-- Stated goal --
Go through the data below and gather each line containing "title".

─── Rows

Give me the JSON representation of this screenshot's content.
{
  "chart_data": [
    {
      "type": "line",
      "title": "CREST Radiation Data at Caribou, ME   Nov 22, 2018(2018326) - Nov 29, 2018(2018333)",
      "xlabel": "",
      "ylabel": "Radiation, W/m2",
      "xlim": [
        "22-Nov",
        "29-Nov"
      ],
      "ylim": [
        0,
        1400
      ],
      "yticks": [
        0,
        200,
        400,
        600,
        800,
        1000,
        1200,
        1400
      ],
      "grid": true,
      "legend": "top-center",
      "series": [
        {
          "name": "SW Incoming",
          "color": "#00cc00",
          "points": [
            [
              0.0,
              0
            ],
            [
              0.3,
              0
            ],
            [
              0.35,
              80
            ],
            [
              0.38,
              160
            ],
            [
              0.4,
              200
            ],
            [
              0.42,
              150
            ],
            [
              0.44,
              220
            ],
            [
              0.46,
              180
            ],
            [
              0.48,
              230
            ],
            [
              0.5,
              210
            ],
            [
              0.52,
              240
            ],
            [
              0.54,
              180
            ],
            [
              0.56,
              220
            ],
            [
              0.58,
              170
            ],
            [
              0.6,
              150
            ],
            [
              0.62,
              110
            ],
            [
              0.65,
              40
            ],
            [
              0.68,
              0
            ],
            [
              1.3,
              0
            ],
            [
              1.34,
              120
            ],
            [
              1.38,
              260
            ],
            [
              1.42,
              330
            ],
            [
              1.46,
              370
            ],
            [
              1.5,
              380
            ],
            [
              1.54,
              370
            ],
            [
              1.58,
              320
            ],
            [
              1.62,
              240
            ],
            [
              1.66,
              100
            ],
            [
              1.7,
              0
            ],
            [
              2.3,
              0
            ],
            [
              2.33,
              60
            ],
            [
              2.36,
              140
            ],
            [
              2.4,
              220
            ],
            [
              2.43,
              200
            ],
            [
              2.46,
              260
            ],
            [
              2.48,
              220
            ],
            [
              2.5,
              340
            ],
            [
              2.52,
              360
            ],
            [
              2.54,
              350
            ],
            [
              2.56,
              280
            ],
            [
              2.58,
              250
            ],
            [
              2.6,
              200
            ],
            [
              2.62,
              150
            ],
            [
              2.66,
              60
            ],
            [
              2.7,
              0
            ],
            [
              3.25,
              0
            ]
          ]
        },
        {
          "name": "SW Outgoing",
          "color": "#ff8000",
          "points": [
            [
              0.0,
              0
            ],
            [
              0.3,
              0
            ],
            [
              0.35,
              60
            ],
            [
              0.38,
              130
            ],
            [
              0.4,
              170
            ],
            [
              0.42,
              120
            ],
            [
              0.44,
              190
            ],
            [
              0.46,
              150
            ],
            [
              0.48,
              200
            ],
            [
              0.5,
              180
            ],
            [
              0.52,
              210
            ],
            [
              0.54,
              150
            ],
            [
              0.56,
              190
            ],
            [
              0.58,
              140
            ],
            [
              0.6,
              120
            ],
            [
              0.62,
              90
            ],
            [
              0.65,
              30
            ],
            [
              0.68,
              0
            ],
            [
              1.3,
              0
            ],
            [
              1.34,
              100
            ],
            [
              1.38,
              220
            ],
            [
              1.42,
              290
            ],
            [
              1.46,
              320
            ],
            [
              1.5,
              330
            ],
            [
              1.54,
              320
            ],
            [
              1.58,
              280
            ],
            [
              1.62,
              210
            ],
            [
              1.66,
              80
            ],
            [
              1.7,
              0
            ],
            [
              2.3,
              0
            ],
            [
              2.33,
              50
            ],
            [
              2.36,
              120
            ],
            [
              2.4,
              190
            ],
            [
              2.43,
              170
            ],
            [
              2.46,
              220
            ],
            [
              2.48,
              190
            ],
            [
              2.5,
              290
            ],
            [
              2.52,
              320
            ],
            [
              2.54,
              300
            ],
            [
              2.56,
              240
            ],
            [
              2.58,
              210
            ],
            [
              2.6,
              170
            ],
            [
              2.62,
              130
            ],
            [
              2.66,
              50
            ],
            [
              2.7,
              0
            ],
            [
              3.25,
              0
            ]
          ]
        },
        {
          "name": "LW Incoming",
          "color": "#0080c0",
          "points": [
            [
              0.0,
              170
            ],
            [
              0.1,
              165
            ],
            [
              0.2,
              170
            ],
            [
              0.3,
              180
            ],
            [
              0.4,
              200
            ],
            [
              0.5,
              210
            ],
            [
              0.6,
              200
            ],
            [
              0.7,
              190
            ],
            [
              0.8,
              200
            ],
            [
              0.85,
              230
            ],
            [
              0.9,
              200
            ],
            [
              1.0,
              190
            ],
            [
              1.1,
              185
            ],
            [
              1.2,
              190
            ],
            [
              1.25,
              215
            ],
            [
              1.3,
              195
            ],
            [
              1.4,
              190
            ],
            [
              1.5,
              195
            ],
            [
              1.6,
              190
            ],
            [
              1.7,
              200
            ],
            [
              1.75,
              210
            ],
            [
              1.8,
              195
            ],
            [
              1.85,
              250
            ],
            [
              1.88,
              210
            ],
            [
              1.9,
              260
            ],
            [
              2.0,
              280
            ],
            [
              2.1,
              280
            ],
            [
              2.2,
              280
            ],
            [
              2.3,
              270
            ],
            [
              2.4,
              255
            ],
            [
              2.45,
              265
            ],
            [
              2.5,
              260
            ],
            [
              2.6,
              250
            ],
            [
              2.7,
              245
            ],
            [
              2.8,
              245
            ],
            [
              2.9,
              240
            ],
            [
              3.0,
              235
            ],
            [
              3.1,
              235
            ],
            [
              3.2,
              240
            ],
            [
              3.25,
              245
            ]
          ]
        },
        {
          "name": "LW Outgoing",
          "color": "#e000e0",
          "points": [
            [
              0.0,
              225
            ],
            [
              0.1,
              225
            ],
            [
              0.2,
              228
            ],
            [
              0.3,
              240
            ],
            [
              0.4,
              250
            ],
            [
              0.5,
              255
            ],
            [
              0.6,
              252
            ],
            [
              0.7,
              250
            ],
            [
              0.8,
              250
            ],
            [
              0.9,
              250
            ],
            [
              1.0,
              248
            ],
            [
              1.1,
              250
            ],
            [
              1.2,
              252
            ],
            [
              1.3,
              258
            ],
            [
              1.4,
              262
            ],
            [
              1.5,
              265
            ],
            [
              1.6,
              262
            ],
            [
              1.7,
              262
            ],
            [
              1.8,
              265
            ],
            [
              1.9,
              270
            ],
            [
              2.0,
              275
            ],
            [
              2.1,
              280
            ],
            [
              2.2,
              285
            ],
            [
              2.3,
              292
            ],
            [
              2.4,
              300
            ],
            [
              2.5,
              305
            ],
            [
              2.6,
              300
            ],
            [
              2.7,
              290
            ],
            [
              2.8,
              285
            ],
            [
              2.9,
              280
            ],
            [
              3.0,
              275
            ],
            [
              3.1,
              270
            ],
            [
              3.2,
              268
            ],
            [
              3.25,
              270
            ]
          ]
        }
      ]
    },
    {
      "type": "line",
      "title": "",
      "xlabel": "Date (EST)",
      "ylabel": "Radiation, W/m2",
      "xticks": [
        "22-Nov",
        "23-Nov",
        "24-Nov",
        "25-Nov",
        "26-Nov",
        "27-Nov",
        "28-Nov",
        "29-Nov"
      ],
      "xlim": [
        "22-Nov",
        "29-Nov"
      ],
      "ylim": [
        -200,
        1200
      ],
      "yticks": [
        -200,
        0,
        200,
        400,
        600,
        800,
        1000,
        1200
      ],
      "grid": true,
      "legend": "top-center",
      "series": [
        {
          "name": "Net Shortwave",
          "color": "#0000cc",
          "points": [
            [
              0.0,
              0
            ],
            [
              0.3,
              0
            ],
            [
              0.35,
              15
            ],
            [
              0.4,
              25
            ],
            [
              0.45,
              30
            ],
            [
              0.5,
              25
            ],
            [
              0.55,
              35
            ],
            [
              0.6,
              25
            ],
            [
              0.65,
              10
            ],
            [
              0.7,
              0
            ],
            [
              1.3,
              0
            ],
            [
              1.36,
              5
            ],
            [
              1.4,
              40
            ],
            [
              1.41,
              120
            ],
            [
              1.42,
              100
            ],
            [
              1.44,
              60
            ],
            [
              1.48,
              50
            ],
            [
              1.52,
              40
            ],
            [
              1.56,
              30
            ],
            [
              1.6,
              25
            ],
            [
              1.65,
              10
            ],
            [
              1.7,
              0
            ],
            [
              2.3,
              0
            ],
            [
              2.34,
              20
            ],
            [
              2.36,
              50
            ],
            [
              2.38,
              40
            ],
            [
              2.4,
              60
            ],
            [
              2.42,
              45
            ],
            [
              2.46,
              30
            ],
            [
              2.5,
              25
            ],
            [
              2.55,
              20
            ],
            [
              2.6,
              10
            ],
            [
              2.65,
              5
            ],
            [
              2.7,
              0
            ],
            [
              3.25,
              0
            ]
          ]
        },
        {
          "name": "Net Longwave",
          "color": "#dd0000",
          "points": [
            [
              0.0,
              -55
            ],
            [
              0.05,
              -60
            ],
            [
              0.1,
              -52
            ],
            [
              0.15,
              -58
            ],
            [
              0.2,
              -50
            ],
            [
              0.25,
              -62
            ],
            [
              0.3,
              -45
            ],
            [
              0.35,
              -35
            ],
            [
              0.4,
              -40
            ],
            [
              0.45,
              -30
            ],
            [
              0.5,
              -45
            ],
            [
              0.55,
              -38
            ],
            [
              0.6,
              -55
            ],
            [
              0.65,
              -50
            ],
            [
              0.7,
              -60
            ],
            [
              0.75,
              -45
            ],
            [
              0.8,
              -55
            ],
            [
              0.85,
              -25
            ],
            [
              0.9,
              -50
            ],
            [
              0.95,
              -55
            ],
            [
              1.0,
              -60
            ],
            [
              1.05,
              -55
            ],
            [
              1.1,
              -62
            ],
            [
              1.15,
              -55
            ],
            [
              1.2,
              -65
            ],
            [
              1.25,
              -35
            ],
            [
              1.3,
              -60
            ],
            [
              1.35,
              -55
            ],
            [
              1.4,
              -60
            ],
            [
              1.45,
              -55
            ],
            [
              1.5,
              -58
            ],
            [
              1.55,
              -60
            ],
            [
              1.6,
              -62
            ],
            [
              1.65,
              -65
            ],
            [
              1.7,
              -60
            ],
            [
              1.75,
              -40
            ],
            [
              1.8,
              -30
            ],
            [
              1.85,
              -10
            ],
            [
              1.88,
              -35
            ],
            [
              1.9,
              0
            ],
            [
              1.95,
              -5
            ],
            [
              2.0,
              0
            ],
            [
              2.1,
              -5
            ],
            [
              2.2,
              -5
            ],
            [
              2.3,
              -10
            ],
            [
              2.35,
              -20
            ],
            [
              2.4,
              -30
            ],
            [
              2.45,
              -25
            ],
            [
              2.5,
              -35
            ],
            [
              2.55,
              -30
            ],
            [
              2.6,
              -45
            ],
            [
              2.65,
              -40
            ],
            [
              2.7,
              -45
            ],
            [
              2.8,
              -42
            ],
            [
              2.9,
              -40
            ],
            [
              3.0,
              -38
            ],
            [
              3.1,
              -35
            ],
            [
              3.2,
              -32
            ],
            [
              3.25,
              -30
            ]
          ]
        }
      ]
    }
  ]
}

──────

-- Answer to this task --
      "title": "CREST Radiation Data at Caribou, ME   Nov 22, 2018(2018326) - Nov 29, 2018(2018333)",
      "title": "",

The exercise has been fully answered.